* [RECORDED INFORMATION]:
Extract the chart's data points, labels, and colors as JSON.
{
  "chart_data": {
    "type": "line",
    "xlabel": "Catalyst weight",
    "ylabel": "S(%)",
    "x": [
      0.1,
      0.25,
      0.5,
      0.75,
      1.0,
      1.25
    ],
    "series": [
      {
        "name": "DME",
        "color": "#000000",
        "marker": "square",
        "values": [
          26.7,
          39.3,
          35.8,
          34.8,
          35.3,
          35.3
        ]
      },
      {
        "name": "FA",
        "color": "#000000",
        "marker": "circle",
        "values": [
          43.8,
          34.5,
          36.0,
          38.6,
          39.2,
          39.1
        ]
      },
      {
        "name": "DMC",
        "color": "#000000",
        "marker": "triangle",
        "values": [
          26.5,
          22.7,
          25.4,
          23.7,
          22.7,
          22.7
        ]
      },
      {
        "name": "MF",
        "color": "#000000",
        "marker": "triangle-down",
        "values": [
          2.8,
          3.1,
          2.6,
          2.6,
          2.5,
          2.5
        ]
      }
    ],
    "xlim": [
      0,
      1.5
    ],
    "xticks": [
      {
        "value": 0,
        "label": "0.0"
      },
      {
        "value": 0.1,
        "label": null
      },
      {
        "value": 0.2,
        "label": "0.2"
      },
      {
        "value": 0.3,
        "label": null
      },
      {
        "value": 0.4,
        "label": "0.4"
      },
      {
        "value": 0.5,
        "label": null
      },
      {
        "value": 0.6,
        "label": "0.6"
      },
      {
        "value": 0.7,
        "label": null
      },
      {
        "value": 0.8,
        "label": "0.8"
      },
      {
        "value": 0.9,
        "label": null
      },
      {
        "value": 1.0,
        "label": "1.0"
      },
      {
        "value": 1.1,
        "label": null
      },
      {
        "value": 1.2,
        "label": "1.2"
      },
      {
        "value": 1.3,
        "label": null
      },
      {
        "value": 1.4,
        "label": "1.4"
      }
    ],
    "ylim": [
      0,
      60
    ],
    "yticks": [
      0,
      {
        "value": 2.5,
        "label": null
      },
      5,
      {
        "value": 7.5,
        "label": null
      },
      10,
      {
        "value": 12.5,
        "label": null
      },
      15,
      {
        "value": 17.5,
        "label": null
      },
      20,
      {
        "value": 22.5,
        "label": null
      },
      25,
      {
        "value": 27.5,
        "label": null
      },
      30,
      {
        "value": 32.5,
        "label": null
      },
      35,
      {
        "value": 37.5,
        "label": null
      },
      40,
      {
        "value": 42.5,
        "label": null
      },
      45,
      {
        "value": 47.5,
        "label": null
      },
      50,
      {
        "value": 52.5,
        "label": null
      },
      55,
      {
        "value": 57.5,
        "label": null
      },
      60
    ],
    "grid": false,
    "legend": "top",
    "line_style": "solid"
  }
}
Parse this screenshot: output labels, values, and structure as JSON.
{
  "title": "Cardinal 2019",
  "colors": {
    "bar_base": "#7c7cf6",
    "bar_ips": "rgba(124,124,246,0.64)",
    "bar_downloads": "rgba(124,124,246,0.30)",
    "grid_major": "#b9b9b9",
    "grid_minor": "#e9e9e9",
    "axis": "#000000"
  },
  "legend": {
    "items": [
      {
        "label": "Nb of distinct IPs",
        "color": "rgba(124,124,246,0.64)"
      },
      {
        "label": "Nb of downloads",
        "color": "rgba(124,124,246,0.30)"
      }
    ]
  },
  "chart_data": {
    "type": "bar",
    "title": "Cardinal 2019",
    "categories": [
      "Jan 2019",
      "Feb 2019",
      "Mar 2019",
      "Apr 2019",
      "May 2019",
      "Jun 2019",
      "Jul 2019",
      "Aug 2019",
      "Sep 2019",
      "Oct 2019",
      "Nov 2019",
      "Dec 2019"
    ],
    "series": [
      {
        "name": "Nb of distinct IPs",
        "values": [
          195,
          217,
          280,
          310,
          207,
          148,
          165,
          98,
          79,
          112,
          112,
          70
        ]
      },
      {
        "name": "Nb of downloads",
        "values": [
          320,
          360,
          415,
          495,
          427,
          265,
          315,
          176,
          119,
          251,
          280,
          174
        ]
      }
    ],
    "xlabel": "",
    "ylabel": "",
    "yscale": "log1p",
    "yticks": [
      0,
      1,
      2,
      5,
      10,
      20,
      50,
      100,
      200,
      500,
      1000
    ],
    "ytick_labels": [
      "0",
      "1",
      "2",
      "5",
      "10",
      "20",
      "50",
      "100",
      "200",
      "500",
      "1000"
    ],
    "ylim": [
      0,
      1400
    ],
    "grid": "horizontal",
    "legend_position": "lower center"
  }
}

* [SHORT TASK]: Lines containing the string "distinct" are to be selected and copied.

* [PROBLEM SOLUTION]:
        "label": "Nb of distinct IPs",
        "name": "Nb of distinct IPs",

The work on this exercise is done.